» Objective: In the data below, find each line containing the string "Peak" and return it.

-=-=-

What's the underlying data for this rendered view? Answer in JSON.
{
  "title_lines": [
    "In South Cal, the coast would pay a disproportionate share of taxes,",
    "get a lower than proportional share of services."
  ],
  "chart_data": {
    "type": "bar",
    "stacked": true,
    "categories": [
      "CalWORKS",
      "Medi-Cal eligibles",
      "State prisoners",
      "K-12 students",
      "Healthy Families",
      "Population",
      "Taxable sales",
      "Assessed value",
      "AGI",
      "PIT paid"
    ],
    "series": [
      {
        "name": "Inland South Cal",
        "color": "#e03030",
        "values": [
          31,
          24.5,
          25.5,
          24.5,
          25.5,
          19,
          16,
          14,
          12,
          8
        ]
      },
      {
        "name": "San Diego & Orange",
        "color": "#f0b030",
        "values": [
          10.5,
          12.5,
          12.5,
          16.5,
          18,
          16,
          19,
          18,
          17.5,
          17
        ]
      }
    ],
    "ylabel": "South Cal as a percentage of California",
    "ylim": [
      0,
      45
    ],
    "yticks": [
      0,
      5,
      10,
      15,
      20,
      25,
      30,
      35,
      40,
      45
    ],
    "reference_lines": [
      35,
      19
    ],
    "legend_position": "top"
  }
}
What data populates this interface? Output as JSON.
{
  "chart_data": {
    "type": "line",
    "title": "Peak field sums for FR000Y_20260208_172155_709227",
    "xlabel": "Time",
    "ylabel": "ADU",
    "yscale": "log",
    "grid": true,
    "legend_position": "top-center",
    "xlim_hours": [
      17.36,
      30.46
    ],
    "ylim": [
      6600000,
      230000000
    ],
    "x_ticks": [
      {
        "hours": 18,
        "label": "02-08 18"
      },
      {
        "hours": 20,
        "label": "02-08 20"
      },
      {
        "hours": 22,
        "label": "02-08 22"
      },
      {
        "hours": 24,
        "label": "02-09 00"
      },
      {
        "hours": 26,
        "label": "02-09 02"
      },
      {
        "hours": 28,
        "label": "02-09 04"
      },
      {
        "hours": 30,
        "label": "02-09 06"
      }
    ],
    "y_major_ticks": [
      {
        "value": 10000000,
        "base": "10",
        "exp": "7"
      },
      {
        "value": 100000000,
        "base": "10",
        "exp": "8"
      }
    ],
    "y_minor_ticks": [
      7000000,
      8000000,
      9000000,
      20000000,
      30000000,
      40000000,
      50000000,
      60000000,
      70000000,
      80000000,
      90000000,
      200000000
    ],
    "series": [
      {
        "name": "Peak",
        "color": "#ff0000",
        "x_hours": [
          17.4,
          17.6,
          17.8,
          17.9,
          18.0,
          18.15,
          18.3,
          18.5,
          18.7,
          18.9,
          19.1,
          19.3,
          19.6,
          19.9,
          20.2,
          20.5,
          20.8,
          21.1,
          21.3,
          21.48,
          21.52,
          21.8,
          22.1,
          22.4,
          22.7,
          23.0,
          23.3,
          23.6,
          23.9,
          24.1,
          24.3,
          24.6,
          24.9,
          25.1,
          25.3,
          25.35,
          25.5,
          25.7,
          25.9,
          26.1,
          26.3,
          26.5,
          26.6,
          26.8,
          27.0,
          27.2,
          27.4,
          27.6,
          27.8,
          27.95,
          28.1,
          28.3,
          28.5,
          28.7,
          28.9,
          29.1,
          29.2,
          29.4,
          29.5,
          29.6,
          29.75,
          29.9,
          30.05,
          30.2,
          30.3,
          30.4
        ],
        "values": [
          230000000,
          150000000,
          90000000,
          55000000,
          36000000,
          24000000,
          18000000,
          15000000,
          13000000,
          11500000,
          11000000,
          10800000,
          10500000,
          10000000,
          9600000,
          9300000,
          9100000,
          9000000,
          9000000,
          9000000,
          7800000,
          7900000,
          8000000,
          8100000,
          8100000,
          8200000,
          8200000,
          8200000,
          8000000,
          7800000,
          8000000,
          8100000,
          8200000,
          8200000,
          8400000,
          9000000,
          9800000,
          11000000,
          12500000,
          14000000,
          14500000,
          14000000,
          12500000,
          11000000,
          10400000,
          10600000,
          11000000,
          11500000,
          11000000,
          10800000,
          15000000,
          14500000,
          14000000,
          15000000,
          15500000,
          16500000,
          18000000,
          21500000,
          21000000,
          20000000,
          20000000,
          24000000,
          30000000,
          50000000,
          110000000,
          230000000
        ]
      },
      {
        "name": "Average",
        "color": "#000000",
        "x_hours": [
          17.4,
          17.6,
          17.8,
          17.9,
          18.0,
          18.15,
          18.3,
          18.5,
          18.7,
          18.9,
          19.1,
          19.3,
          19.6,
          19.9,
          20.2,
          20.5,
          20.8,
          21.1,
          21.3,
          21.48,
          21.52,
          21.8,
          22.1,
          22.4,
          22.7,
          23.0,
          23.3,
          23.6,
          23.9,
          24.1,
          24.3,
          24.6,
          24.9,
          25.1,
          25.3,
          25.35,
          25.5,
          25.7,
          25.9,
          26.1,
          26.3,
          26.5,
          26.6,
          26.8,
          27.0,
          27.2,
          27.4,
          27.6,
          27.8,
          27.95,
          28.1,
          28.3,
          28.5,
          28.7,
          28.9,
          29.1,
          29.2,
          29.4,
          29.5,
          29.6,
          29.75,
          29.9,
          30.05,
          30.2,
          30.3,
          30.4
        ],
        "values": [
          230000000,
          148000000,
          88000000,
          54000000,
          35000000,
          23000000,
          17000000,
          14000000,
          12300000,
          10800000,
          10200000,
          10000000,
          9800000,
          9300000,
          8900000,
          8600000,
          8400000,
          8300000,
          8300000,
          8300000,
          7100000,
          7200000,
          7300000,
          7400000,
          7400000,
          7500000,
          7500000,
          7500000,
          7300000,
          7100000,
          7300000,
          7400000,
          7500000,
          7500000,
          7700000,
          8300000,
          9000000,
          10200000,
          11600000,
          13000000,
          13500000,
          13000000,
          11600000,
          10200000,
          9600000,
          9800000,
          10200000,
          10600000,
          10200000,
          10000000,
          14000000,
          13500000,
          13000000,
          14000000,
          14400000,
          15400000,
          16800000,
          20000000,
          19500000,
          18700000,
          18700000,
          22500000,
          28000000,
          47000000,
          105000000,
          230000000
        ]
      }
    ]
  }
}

-=-=-

» Right answer:
    "title": "Peak field sums for FR000Y_20260208_172155_709227",
        "name": "Peak",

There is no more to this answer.